### DIRECTION
Repeat each entry as written and leave the images out of the copy.

### EXTRACTED MATERIAL
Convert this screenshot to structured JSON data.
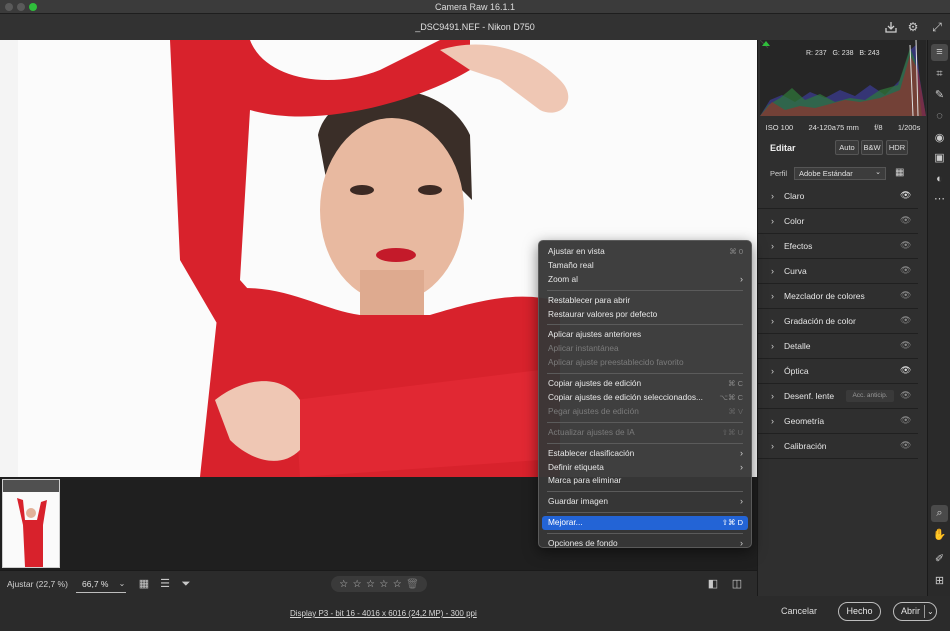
{
  "window": {
    "title": "Camera Raw 16.1.1"
  },
  "header": {
    "file_title": "_DSC9491.NEF -  Nikon D750"
  },
  "histogram": {
    "r": "R: 237",
    "g": "G: 238",
    "b": "B: 243"
  },
  "exif": {
    "iso": "ISO 100",
    "lens": "24-120a75 mm",
    "aperture": "f/8",
    "shutter": "1/200s"
  },
  "edit": {
    "title": "Editar",
    "auto": "Auto",
    "bw": "B&W",
    "hdr": "HDR",
    "profile_label": "Perfil",
    "profile_value": "Adobe Estándar"
  },
  "sections": [
    {
      "label": "Claro",
      "eye_on": true
    },
    {
      "label": "Color",
      "eye_on": false
    },
    {
      "label": "Efectos",
      "eye_on": false
    },
    {
      "label": "Curva",
      "eye_on": false
    },
    {
      "label": "Mezclador de colores",
      "eye_on": false
    },
    {
      "label": "Gradación de color",
      "eye_on": false
    },
    {
      "label": "Detalle",
      "eye_on": false
    },
    {
      "label": "Óptica",
      "eye_on": true
    },
    {
      "label": "Desenf. lente",
      "eye_on": false,
      "tag": "Acc. anticip."
    },
    {
      "label": "Geometría",
      "eye_on": false
    },
    {
      "label": "Calibración",
      "eye_on": false
    }
  ],
  "bottombar": {
    "fit_label": "Ajustar (22,7 %)",
    "zoom_value": "66,7 %"
  },
  "footer": {
    "meta_link": "Display P3 - bit 16 - 4016 x 6016 (24,2 MP) - 300 ppi",
    "cancel": "Cancelar",
    "done": "Hecho",
    "open": "Abrir"
  },
  "menu": {
    "groups": [
      [
        {
          "label": "Ajustar en vista",
          "shortcut": "⌘ 0",
          "disabled": false
        },
        {
          "label": "Tamaño real",
          "shortcut": "",
          "disabled": false
        },
        {
          "label": "Zoom al",
          "shortcut": "›",
          "disabled": false,
          "submenu": true
        }
      ],
      [
        {
          "label": "Restablecer para abrir",
          "shortcut": "",
          "disabled": false
        },
        {
          "label": "Restaurar valores por defecto",
          "shortcut": "",
          "disabled": false
        }
      ],
      [
        {
          "label": "Aplicar ajustes anteriores",
          "shortcut": "",
          "disabled": false
        },
        {
          "label": "Aplicar instantánea",
          "shortcut": "",
          "disabled": true
        },
        {
          "label": "Aplicar ajuste preestablecido favorito",
          "shortcut": "",
          "disabled": true
        }
      ],
      [
        {
          "label": "Copiar ajustes de edición",
          "shortcut": "⌘ C",
          "disabled": false
        },
        {
          "label": "Copiar ajustes de edición seleccionados...",
          "shortcut": "⌥⌘ C",
          "disabled": false
        },
        {
          "label": "Pegar ajustes de edición",
          "shortcut": "⌘ V",
          "disabled": true
        }
      ],
      [
        {
          "label": "Actualizar ajustes de IA",
          "shortcut": "⇧⌘ U",
          "disabled": true
        }
      ],
      [
        {
          "label": "Establecer clasificación",
          "shortcut": "›",
          "disabled": false,
          "submenu": true
        },
        {
          "label": "Definir etiqueta",
          "shortcut": "›",
          "disabled": false,
          "submenu": true
        },
        {
          "label": "Marca para eliminar",
          "shortcut": "",
          "disabled": false
        }
      ],
      [
        {
          "label": "Guardar imagen",
          "shortcut": "›",
          "disabled": false,
          "submenu": true
        }
      ],
      [
        {
          "label": "Mejorar...",
          "shortcut": "⇧⌘ D",
          "disabled": false,
          "highlighted": true
        }
      ],
      [
        {
          "label": "Opciones de fondo",
          "shortcut": "›",
          "disabled": false,
          "submenu": true
        }
      ]
    ]
  }
}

### FULL SOLUTION
Convert this screenshot to structured JSON data.
{
  "window": {
    "title": "Camera Raw 16.1.1"
  },
  "header": {
    "file_title": "_DSC9491.NEF -  Nikon D750"
  },
  "histogram": {
    "r": "R: 237",
    "g": "G: 238",
    "b": "B: 243"
  },
  "exif": {
    "iso": "ISO 100",
    "lens": "24-120a75 mm",
    "aperture": "f/8",
    "shutter": "1/200s"
  },
  "edit": {
    "title": "Editar",
    "auto": "Auto",
    "bw": "B&W",
    "hdr": "HDR",
    "profile_label": "Perfil",
    "profile_value": "Adobe Estándar"
  },
  "sections": [
    {
      "label": "Claro",
      "eye_on": true
    },
    {
      "label": "Color",
      "eye_on": false
    },
    {
      "label": "Efectos",
      "eye_on": false
    },
    {
      "label": "Curva",
      "eye_on": false
    },
    {
      "label": "Mezclador de colores",
      "eye_on": false
    },
    {
      "label": "Gradación de color",
      "eye_on": false
    },
    {
      "label": "Detalle",
      "eye_on": false
    },
    {
      "label": "Óptica",
      "eye_on": true
    },
    {
      "label": "Desenf. lente",
      "eye_on": false,
      "tag": "Acc. anticip."
    },
    {
      "label": "Geometría",
      "eye_on": false
    },
    {
      "label": "Calibración",
      "eye_on": false
    }
  ],
  "bottombar": {
    "fit_label": "Ajustar (22,7 %)",
    "zoom_value": "66,7 %"
  },
  "footer": {
    "meta_link": "Display P3 - bit 16 - 4016 x 6016 (24,2 MP) - 300 ppi",
    "cancel": "Cancelar",
    "done": "Hecho",
    "open": "Abrir"
  },
  "menu": {
    "groups": [
      [
        {
          "label": "Ajustar en vista",
          "shortcut": "⌘ 0",
          "disabled": false
        },
        {
          "label": "Tamaño real",
          "shortcut": "",
          "disabled": false
        },
        {
          "label": "Zoom al",
          "shortcut": "›",
          "disabled": false,
          "submenu": true
        }
      ],
      [
        {
          "label": "Restablecer para abrir",
          "shortcut": "",
          "disabled": false
        },
        {
          "label": "Restaurar valores por defecto",
          "shortcut": "",
          "disabled": false
        }
      ],
      [
        {
          "label": "Aplicar ajustes anteriores",
          "shortcut": "",
          "disabled": false
        },
        {
          "label": "Aplicar instantánea",
          "shortcut": "",
          "disabled": true
        },
        {
          "label": "Aplicar ajuste preestablecido favorito",
          "shortcut": "",
          "disabled": true
        }
      ],
      [
        {
          "label": "Copiar ajustes de edición",
          "shortcut": "⌘ C",
          "disabled": false
        },
        {
          "label": "Copiar ajustes de edición seleccionados...",
          "shortcut": "⌥⌘ C",
          "disabled": false
        },
        {
          "label": "Pegar ajustes de edición",
          "shortcut": "⌘ V",
          "disabled": true
        }
      ],
      [
        {
          "label": "Actualizar ajustes de IA",
          "shortcut": "⇧⌘ U",
          "disabled": true
        }
      ],
      [
        {
          "label": "Establecer clasificación",
          "shortcut": "›",
          "disabled": false,
          "submenu": true
        },
        {
          "label": "Definir etiqueta",
          "shortcut": "›",
          "disabled": false,
          "submenu": true
        },
        {
          "label": "Marca para eliminar",
          "shortcut": "",
          "disabled": false
        }
      ],
      [
        {
          "label": "Guardar imagen",
          "shortcut": "›",
          "disabled": false,
          "submenu": true
        }
      ],
      [
        {
          "label": "Mejorar...",
          "shortcut": "⇧⌘ D",
          "disabled": false,
          "highlighted": true
        }
      ],
      [
        {
          "label": "Opciones de fondo",
          "shortcut": "›",
          "disabled": false,
          "submenu": true
        }
      ]
    ]
  }
}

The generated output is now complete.